Problem description: Return all lines below containing the word "type".
* START Input data *
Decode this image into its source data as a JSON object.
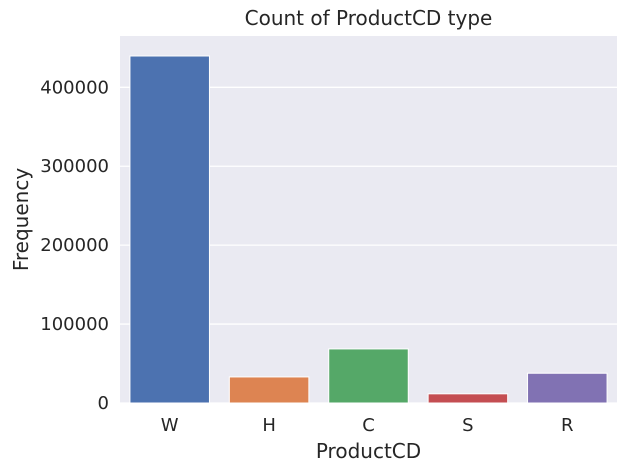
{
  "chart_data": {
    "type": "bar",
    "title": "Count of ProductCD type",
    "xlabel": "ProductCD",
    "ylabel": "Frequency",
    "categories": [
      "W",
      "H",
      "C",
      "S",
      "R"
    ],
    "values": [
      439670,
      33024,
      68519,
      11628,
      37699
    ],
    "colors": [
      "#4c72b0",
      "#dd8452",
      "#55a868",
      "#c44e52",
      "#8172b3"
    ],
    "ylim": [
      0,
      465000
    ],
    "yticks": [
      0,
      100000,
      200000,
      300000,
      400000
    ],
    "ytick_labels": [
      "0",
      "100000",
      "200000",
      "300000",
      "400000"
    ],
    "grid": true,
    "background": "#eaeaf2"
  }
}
* END Input data *
Answer to this task:
    "type": "bar",
    "title": "Count of ProductCD type",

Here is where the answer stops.